◆ Record extracts ◆
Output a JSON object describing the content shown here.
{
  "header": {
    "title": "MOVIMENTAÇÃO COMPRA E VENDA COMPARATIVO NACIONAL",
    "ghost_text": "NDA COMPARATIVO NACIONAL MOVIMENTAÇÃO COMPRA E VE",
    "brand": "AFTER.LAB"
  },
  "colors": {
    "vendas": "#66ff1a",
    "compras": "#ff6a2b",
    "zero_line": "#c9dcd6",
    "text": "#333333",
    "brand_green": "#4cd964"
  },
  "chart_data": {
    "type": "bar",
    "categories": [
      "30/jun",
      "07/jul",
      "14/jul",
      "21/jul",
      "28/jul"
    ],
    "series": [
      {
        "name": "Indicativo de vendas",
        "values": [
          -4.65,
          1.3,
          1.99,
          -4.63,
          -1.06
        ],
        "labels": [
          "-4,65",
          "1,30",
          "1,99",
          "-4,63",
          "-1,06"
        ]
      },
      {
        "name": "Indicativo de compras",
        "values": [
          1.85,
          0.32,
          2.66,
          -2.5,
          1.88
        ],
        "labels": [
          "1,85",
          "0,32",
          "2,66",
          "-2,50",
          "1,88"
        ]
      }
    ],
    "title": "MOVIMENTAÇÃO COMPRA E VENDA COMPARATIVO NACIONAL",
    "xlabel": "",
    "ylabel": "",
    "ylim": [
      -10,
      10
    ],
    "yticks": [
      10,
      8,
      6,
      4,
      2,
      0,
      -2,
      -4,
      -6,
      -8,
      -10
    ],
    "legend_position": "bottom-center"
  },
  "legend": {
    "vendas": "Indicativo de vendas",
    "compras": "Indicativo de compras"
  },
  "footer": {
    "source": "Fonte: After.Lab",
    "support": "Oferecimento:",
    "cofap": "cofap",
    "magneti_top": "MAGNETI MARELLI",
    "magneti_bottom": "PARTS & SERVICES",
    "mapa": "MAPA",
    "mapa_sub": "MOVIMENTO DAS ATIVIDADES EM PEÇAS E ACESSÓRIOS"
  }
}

◆ Problem details ◆
Set down all of the data above, word for word.

◆ Exercise result ◆
Output a JSON object describing the content shown here.
{
  "header": {
    "title": "MOVIMENTAÇÃO COMPRA E VENDA COMPARATIVO NACIONAL",
    "ghost_text": "NDA COMPARATIVO NACIONAL MOVIMENTAÇÃO COMPRA E VE",
    "brand": "AFTER.LAB"
  },
  "colors": {
    "vendas": "#66ff1a",
    "compras": "#ff6a2b",
    "zero_line": "#c9dcd6",
    "text": "#333333",
    "brand_green": "#4cd964"
  },
  "chart_data": {
    "type": "bar",
    "categories": [
      "30/jun",
      "07/jul",
      "14/jul",
      "21/jul",
      "28/jul"
    ],
    "series": [
      {
        "name": "Indicativo de vendas",
        "values": [
          -4.65,
          1.3,
          1.99,
          -4.63,
          -1.06
        ],
        "labels": [
          "-4,65",
          "1,30",
          "1,99",
          "-4,63",
          "-1,06"
        ]
      },
      {
        "name": "Indicativo de compras",
        "values": [
          1.85,
          0.32,
          2.66,
          -2.5,
          1.88
        ],
        "labels": [
          "1,85",
          "0,32",
          "2,66",
          "-2,50",
          "1,88"
        ]
      }
    ],
    "title": "MOVIMENTAÇÃO COMPRA E VENDA COMPARATIVO NACIONAL",
    "xlabel": "",
    "ylabel": "",
    "ylim": [
      -10,
      10
    ],
    "yticks": [
      10,
      8,
      6,
      4,
      2,
      0,
      -2,
      -4,
      -6,
      -8,
      -10
    ],
    "legend_position": "bottom-center"
  },
  "legend": {
    "vendas": "Indicativo de vendas",
    "compras": "Indicativo de compras"
  },
  "footer": {
    "source": "Fonte: After.Lab",
    "support": "Oferecimento:",
    "cofap": "cofap",
    "magneti_top": "MAGNETI MARELLI",
    "magneti_bottom": "PARTS & SERVICES",
    "mapa": "MAPA",
    "mapa_sub": "MOVIMENTO DAS ATIVIDADES EM PEÇAS E ACESSÓRIOS"
  }
}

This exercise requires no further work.